** Begin INPUT FOR THIS TASK **

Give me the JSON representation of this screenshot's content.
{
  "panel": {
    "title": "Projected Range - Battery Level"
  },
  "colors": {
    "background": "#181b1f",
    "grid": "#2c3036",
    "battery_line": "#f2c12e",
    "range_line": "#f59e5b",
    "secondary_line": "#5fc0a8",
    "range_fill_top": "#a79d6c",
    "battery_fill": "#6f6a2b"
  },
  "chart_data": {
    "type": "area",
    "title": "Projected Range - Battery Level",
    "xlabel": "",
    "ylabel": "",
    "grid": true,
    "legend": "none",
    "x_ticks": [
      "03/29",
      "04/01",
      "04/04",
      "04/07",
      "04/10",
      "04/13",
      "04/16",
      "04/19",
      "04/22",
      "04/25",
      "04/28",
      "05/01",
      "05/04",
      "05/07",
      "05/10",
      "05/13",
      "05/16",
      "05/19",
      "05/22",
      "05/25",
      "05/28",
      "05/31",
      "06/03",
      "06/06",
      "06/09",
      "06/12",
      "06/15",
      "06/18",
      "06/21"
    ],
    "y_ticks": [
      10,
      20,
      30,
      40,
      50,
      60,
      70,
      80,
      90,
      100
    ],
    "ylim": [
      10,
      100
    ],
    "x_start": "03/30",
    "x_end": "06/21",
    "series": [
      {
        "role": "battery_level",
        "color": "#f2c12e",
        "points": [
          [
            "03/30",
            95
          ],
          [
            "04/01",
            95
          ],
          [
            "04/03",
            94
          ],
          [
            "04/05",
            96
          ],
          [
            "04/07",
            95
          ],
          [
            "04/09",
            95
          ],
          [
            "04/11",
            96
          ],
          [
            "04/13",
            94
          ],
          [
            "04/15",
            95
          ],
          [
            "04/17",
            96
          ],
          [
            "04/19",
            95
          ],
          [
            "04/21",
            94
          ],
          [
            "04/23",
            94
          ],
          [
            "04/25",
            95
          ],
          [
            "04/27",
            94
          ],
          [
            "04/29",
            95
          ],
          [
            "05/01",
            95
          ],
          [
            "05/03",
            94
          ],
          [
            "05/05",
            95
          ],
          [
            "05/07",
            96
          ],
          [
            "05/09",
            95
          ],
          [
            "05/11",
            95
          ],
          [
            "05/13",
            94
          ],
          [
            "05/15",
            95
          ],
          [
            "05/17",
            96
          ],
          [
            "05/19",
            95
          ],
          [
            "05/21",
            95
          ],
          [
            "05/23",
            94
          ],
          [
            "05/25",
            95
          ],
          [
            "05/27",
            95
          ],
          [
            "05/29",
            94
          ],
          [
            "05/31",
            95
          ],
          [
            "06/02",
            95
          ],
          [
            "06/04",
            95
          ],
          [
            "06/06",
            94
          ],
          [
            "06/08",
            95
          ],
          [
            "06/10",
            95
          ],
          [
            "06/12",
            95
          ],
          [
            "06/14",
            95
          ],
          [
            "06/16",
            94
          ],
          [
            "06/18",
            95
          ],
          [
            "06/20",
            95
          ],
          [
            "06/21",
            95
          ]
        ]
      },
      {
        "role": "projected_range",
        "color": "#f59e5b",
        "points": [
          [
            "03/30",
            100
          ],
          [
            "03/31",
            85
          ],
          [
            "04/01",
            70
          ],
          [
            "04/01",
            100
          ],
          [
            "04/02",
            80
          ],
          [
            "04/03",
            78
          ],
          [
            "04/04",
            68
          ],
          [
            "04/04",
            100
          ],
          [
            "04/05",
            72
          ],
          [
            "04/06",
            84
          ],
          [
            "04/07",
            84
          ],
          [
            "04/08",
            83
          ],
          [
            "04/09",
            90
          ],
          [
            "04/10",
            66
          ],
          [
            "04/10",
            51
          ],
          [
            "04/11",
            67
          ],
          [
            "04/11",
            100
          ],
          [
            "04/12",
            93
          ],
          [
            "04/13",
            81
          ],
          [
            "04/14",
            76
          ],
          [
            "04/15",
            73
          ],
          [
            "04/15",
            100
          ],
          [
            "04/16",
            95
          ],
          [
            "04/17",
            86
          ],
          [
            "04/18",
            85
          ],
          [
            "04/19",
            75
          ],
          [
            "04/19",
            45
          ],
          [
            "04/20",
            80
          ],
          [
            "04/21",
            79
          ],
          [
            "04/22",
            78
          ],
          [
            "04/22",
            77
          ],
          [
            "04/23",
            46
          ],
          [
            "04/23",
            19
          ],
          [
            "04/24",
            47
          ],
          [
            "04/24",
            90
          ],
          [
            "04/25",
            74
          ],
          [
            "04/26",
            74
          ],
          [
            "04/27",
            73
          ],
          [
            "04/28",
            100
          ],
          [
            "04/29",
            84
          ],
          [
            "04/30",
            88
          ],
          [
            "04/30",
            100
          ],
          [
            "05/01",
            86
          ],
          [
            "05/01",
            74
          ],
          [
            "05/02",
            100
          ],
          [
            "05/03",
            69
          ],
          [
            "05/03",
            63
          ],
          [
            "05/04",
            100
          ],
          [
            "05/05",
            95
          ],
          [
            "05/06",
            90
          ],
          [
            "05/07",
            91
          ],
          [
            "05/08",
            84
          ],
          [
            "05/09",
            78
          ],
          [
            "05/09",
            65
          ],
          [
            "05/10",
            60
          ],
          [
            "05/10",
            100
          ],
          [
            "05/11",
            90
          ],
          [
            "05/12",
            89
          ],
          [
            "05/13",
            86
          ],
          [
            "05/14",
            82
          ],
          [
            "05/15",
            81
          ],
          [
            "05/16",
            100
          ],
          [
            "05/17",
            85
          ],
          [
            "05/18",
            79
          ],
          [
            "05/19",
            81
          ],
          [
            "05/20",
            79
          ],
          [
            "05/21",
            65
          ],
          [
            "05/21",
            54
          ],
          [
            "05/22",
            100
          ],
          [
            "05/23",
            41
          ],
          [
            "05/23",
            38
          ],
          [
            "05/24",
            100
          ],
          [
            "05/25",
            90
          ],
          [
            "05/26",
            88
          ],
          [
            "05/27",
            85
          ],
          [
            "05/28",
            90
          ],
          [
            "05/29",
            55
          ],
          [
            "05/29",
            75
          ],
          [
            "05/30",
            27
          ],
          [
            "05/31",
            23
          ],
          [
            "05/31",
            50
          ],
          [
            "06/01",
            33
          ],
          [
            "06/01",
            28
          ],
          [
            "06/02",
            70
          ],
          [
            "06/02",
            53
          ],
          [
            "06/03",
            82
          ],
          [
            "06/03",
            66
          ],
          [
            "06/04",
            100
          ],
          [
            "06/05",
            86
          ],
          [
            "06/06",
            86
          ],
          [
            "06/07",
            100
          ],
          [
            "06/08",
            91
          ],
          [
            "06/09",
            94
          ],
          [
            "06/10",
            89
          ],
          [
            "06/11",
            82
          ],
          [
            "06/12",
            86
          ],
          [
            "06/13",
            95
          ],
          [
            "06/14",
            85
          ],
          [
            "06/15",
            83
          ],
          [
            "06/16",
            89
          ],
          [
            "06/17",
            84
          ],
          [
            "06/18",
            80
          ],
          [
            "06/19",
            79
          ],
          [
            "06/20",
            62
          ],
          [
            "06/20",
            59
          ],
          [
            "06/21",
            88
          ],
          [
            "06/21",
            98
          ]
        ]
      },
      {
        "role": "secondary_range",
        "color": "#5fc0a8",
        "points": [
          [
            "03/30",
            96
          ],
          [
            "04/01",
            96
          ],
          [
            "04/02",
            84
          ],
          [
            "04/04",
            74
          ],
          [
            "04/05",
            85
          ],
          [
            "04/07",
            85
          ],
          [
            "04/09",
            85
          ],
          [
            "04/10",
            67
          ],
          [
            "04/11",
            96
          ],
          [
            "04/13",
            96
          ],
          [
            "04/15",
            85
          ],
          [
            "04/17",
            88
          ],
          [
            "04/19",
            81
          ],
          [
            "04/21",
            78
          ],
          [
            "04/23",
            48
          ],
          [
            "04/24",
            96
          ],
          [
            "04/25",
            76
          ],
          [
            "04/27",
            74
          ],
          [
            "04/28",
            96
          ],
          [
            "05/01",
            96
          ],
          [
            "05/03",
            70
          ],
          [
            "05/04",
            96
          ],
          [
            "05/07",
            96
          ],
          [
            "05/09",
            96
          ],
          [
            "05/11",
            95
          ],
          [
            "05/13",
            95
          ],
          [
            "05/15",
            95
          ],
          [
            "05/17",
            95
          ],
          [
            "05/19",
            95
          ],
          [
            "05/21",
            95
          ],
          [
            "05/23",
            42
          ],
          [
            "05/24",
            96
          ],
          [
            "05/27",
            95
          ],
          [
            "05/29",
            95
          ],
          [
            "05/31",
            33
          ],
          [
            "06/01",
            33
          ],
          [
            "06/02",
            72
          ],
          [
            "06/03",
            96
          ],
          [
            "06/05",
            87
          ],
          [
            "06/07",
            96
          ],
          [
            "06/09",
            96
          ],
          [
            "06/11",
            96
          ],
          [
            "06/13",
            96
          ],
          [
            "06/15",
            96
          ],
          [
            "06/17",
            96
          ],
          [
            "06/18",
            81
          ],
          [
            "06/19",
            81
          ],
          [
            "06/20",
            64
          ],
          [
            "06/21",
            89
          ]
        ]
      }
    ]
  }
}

** End INPUT FOR THIS TASK **

Return each line where "role" shows up.

        "role": "battery_level",
        "role": "projected_range",
        "role": "secondary_range",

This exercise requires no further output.